** BEGIN **

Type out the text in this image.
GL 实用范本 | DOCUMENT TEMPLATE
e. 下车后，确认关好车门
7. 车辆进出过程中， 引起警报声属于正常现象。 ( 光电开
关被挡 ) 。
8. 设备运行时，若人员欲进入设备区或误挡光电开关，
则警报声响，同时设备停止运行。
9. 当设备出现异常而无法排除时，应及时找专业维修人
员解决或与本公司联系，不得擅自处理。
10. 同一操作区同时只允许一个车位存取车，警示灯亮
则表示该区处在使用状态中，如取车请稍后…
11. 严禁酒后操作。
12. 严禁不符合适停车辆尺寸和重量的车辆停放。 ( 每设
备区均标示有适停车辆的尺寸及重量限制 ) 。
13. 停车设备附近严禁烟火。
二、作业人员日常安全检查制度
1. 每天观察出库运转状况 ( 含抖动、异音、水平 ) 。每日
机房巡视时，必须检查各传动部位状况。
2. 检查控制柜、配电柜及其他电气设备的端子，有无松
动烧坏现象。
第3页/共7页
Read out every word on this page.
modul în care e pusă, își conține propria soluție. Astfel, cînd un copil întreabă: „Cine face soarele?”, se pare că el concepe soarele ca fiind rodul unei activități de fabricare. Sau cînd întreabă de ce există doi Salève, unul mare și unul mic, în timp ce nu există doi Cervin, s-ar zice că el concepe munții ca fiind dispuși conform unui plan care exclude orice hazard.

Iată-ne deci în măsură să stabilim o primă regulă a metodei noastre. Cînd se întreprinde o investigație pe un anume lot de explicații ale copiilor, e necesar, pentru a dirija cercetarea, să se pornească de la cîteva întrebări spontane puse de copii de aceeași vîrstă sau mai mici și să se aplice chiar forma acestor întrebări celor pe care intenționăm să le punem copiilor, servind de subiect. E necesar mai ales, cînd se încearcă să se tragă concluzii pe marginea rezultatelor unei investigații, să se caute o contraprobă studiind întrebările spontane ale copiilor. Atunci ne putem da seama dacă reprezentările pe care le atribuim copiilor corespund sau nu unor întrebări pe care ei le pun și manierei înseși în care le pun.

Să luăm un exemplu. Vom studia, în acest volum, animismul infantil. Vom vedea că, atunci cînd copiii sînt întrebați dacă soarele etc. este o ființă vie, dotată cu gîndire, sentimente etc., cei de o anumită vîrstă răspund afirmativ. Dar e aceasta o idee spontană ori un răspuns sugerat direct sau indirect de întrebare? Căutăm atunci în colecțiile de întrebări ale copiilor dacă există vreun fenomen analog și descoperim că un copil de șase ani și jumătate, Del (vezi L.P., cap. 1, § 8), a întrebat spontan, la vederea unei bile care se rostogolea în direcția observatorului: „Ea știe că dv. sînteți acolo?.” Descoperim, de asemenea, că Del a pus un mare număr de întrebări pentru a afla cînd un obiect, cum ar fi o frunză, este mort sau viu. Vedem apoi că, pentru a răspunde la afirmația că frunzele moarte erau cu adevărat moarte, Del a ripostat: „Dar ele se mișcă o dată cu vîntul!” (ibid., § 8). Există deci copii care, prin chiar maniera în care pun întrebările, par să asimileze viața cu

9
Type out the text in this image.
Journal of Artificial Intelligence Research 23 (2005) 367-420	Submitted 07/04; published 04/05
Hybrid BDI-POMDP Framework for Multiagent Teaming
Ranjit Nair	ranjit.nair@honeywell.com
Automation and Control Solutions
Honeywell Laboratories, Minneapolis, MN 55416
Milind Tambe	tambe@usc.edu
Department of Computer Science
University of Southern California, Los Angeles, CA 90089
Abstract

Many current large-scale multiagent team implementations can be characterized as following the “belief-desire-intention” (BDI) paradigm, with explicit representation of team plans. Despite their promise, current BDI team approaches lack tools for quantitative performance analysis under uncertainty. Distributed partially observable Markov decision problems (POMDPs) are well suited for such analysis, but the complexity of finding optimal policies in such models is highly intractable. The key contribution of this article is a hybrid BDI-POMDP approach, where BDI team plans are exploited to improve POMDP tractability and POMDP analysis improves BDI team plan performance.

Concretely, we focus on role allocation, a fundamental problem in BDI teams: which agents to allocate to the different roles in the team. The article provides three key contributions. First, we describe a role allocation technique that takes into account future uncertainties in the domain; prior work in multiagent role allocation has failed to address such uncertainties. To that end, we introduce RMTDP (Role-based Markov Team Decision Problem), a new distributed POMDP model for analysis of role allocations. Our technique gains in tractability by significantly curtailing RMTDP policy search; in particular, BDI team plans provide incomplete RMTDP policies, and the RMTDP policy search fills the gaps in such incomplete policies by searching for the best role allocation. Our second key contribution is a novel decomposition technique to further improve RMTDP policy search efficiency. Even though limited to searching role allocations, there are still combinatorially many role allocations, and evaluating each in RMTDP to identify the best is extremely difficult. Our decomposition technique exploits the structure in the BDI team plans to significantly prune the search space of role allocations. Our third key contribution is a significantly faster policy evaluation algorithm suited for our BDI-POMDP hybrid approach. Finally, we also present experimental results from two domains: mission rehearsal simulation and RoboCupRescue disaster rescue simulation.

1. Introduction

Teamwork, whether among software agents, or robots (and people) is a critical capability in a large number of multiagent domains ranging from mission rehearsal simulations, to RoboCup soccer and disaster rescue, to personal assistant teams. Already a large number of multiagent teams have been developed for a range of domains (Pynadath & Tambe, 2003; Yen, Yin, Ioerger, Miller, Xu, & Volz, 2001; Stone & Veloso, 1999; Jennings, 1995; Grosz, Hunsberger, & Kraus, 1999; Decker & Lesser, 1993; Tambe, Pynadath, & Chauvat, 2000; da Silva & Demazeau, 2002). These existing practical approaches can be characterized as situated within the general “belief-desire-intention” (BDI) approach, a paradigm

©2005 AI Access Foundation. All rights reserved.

** END **

### Objective
Copy every line of the records word for word.

### Result
Type out the text in this image.
GL 实用范本 | DOCUMENT TEMPLATE
e. 下车后，确认关好车门
7. 车辆进出过程中， 引起警报声属于正常现象。 ( 光电开
关被挡 ) 。
8. 设备运行时，若人员欲进入设备区或误挡光电开关，
则警报声响，同时设备停止运行。
9. 当设备出现异常而无法排除时，应及时找专业维修人
员解决或与本公司联系，不得擅自处理。
10. 同一操作区同时只允许一个车位存取车，警示灯亮
则表示该区处在使用状态中，如取车请稍后…
11. 严禁酒后操作。
12. 严禁不符合适停车辆尺寸和重量的车辆停放。 ( 每设
备区均标示有适停车辆的尺寸及重量限制 ) 。
13. 停车设备附近严禁烟火。
二、作业人员日常安全检查制度
1. 每天观察出库运转状况 ( 含抖动、异音、水平 ) 。每日
机房巡视时，必须检查各传动部位状况。
2. 检查控制柜、配电柜及其他电气设备的端子，有无松
动烧坏现象。
第3页/共7页
Read out every word on this page.
modul în care e pusă, își conține propria soluție. Astfel, cînd un copil întreabă: „Cine face soarele?”, se pare că el concepe soarele ca fiind rodul unei activități de fabricare. Sau cînd întreabă de ce există doi Salève, unul mare și unul mic, în timp ce nu există doi Cervin, s-ar zice că el concepe munții ca fiind dispuși conform unui plan care exclude orice hazard.

Iată-ne deci în măsură să stabilim o primă regulă a metodei noastre. Cînd se întreprinde o investigație pe un anume lot de explicații ale copiilor, e necesar, pentru a dirija cercetarea, să se pornească de la cîteva întrebări spontane puse de copii de aceeași vîrstă sau mai mici și să se aplice chiar forma acestor întrebări celor pe care intenționăm să le punem copiilor, servind de subiect. E necesar mai ales, cînd se încearcă să se tragă concluzii pe marginea rezultatelor unei investigații, să se caute o contraprobă studiind întrebările spontane ale copiilor. Atunci ne putem da seama dacă reprezentările pe care le atribuim copiilor corespund sau nu unor întrebări pe care ei le pun și manierei înseși în care le pun.

Să luăm un exemplu. Vom studia, în acest volum, animismul infantil. Vom vedea că, atunci cînd copiii sînt întrebați dacă soarele etc. este o ființă vie, dotată cu gîndire, sentimente etc., cei de o anumită vîrstă răspund afirmativ. Dar e aceasta o idee spontană ori un răspuns sugerat direct sau indirect de întrebare? Căutăm atunci în colecțiile de întrebări ale copiilor dacă există vreun fenomen analog și descoperim că un copil de șase ani și jumătate, Del (vezi L.P., cap. 1, § 8), a întrebat spontan, la vederea unei bile care se rostogolea în direcția observatorului: „Ea știe că dv. sînteți acolo?.” Descoperim, de asemenea, că Del a pus un mare număr de întrebări pentru a afla cînd un obiect, cum ar fi o frunză, este mort sau viu. Vedem apoi că, pentru a răspunde la afirmația că frunzele moarte erau cu adevărat moarte, Del a ripostat: „Dar ele se mișcă o dată cu vîntul!” (ibid., § 8). Există deci copii care, prin chiar maniera în care pun întrebările, par să asimileze viața cu

9
Type out the text in this image.
Journal of Artificial Intelligence Research 23 (2005) 367-420	Submitted 07/04; published 04/05
Hybrid BDI-POMDP Framework for Multiagent Teaming
Ranjit Nair	ranjit.nair@honeywell.com
Automation and Control Solutions
Honeywell Laboratories, Minneapolis, MN 55416
Milind Tambe	tambe@usc.edu
Department of Computer Science
University of Southern California, Los Angeles, CA 90089
Abstract

Many current large-scale multiagent team implementations can be characterized as following the “belief-desire-intention” (BDI) paradigm, with explicit representation of team plans. Despite their promise, current BDI team approaches lack tools for quantitative performance analysis under uncertainty. Distributed partially observable Markov decision problems (POMDPs) are well suited for such analysis, but the complexity of finding optimal policies in such models is highly intractable. The key contribution of this article is a hybrid BDI-POMDP approach, where BDI team plans are exploited to improve POMDP tractability and POMDP analysis improves BDI team plan performance.

Concretely, we focus on role allocation, a fundamental problem in BDI teams: which agents to allocate to the different roles in the team. The article provides three key contributions. First, we describe a role allocation technique that takes into account future uncertainties in the domain; prior work in multiagent role allocation has failed to address such uncertainties. To that end, we introduce RMTDP (Role-based Markov Team Decision Problem), a new distributed POMDP model for analysis of role allocations. Our technique gains in tractability by significantly curtailing RMTDP policy search; in particular, BDI team plans provide incomplete RMTDP policies, and the RMTDP policy search fills the gaps in such incomplete policies by searching for the best role allocation. Our second key contribution is a novel decomposition technique to further improve RMTDP policy search efficiency. Even though limited to searching role allocations, there are still combinatorially many role allocations, and evaluating each in RMTDP to identify the best is extremely difficult. Our decomposition technique exploits the structure in the BDI team plans to significantly prune the search space of role allocations. Our third key contribution is a significantly faster policy evaluation algorithm suited for our BDI-POMDP hybrid approach. Finally, we also present experimental results from two domains: mission rehearsal simulation and RoboCupRescue disaster rescue simulation.

1. Introduction

Teamwork, whether among software agents, or robots (and people) is a critical capability in a large number of multiagent domains ranging from mission rehearsal simulations, to RoboCup soccer and disaster rescue, to personal assistant teams. Already a large number of multiagent teams have been developed for a range of domains (Pynadath & Tambe, 2003; Yen, Yin, Ioerger, Miller, Xu, & Volz, 2001; Stone & Veloso, 1999; Jennings, 1995; Grosz, Hunsberger, & Kraus, 1999; Decker & Lesser, 1993; Tambe, Pynadath, & Chauvat, 2000; da Silva & Demazeau, 2002). These existing practical approaches can be characterized as situated within the general “belief-desire-intention” (BDI) approach, a paradigm

©2005 AI Access Foundation. All rights reserved.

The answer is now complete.